▶ **Exercise**: Filter the records below down to lines containing "基础物管服务".

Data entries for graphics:
»»

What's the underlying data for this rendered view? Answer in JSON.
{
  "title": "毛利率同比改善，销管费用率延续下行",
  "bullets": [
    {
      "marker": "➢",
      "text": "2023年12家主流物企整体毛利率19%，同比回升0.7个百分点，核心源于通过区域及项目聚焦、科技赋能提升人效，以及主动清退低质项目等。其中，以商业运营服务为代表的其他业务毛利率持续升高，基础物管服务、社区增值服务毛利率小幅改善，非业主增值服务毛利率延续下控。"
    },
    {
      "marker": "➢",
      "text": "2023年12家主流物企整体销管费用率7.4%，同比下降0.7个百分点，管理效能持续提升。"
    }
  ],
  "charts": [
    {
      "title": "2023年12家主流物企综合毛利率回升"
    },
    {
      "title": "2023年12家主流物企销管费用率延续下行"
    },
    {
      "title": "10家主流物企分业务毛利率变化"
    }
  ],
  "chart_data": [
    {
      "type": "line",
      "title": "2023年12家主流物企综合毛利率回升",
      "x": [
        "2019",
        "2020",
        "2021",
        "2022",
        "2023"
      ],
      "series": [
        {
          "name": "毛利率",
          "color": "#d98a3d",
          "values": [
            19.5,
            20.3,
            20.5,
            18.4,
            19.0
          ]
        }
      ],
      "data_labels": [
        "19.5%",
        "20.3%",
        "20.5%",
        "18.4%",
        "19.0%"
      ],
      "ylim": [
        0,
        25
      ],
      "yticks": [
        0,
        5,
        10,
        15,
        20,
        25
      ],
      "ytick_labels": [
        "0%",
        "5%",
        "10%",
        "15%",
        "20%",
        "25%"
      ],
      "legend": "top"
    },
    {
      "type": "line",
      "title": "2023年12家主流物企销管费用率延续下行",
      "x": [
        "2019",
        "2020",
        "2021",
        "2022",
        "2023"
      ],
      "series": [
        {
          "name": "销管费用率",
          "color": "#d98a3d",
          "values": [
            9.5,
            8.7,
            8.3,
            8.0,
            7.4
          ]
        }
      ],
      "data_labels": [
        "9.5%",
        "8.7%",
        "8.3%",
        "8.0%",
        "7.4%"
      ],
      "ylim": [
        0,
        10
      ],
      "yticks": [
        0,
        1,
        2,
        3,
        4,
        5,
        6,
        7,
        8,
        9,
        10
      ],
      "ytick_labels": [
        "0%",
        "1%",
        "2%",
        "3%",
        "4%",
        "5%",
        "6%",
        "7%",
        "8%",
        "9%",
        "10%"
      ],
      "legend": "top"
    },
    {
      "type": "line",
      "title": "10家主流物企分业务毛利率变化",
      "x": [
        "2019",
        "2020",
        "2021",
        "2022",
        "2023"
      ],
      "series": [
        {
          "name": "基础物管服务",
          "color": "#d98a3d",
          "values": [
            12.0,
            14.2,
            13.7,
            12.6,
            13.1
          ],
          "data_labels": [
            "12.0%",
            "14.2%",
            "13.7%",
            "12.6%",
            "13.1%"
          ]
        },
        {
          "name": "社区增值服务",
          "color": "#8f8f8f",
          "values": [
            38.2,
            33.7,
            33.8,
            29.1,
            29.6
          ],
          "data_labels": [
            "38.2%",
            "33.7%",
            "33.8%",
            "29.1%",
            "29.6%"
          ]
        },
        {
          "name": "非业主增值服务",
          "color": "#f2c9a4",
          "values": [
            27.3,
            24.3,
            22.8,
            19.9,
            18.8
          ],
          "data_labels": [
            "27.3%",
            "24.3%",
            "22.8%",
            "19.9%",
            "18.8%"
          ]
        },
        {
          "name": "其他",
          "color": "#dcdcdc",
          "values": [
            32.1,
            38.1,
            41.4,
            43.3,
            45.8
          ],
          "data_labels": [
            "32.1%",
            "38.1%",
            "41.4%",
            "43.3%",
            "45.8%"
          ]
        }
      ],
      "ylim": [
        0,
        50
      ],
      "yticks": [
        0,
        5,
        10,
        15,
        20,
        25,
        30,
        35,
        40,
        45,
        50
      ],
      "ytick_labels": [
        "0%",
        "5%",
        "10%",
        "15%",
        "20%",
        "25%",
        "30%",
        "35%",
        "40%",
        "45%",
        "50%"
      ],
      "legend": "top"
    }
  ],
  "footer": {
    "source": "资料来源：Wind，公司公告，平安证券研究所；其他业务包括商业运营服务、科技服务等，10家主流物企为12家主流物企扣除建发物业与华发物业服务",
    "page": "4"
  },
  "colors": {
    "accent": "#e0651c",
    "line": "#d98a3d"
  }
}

««
»»

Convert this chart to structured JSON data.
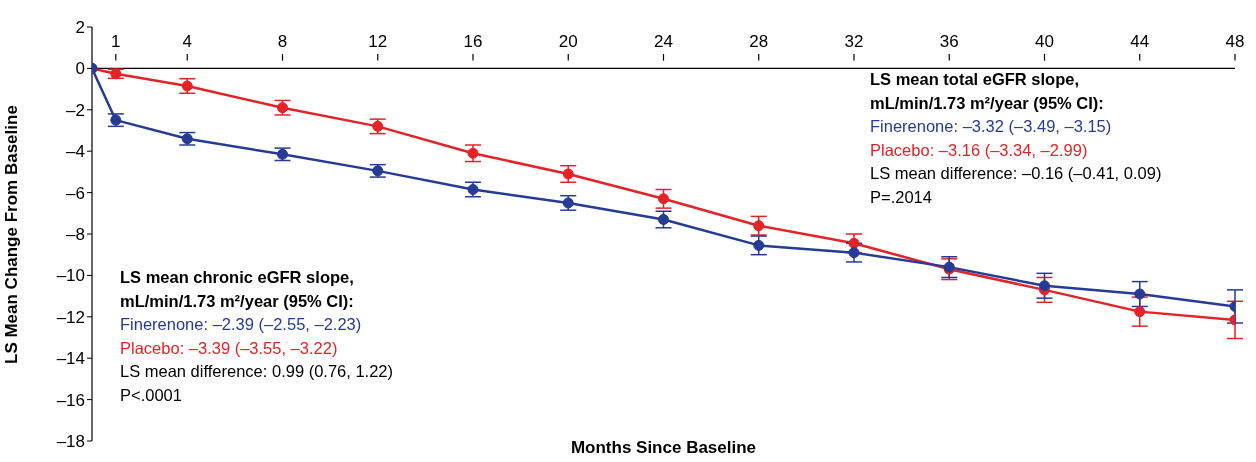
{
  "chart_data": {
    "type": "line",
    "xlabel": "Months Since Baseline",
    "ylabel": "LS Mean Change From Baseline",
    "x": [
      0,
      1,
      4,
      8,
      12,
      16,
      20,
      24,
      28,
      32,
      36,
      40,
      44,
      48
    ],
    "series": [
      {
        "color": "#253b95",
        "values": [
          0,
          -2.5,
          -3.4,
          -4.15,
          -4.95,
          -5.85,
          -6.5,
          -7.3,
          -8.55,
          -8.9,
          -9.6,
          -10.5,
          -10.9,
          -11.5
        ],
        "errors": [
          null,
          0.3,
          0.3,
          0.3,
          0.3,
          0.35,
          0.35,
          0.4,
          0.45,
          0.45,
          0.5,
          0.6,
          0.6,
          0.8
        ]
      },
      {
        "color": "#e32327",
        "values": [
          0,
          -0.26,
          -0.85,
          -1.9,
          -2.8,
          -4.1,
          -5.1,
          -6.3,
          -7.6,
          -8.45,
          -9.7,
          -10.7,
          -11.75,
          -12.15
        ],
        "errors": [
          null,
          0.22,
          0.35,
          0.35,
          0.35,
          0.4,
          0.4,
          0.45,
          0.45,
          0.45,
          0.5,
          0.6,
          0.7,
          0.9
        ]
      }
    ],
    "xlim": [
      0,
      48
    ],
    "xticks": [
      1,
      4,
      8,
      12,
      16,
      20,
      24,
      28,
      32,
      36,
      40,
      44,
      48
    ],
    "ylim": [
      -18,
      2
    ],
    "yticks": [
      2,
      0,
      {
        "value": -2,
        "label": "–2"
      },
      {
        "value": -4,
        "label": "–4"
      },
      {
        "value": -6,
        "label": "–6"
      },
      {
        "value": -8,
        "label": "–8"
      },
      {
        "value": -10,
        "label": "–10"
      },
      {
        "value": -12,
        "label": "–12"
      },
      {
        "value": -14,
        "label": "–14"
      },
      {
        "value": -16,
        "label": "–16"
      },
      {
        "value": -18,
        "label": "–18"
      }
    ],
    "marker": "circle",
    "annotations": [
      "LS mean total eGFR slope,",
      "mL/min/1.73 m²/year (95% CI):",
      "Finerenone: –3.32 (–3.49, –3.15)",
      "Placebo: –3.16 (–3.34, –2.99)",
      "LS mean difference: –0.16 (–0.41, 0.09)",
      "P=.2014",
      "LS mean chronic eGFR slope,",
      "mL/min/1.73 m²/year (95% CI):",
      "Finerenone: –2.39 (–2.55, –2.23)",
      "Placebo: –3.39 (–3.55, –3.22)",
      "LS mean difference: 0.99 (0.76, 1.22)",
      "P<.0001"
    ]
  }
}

««

▶ **Solution below**:
      "text": "2023年12家主流物企整体毛利率19%，同比回升0.7个百分点，核心源于通过区域及项目聚焦、科技赋能提升人效，以及主动清退低质项目等。其中，以商业运营服务为代表的其他业务毛利率持续升高，基础物管服务、社区增值服务毛利率小幅改善，非业主增值服务毛利率延续下控。"
          "name": "基础物管服务",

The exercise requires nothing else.